___ Record list

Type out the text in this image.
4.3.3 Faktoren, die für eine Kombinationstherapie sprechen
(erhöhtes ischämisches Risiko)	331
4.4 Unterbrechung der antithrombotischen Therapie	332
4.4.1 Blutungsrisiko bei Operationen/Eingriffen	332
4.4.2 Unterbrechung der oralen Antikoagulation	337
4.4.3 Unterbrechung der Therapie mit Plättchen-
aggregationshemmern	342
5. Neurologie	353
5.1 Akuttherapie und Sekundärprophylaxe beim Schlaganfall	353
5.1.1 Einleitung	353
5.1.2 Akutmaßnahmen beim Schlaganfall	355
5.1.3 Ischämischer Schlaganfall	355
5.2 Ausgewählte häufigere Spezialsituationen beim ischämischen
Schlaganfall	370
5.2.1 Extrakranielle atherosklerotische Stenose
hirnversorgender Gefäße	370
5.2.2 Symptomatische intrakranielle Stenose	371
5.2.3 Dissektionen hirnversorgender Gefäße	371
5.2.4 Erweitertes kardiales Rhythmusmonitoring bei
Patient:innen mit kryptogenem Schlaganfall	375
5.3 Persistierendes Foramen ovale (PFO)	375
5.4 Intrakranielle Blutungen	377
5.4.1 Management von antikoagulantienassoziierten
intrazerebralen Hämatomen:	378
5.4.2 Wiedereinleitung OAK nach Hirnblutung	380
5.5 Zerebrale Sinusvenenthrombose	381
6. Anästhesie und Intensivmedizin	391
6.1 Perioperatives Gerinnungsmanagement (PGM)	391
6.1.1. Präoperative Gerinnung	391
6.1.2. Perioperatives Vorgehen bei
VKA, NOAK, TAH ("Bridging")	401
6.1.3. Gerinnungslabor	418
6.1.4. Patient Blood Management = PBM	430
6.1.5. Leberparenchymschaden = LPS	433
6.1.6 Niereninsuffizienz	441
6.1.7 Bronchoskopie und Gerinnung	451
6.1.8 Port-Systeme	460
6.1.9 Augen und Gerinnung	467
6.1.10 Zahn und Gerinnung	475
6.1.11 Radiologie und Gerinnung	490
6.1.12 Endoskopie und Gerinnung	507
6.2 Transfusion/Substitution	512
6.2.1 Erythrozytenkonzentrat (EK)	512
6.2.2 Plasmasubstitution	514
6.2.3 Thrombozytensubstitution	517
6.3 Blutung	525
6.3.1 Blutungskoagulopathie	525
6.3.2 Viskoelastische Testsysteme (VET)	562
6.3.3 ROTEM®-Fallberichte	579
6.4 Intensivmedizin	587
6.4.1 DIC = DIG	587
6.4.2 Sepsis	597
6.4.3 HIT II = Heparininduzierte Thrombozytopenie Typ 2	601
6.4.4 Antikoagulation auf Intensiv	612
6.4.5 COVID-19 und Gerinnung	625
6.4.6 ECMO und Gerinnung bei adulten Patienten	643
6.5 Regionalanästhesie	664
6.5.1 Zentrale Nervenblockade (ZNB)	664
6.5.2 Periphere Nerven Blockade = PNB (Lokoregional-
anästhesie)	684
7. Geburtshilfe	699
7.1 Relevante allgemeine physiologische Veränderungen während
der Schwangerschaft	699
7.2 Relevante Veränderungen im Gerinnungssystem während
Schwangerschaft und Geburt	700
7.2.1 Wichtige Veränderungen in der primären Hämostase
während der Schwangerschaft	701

______

[Given problem] Copy out every line from the data above that has "Schwangerschaft" in it.

[Exercise solution]
der Schwangerschaft	699
Schwangerschaft und Geburt	700
während der Schwangerschaft	701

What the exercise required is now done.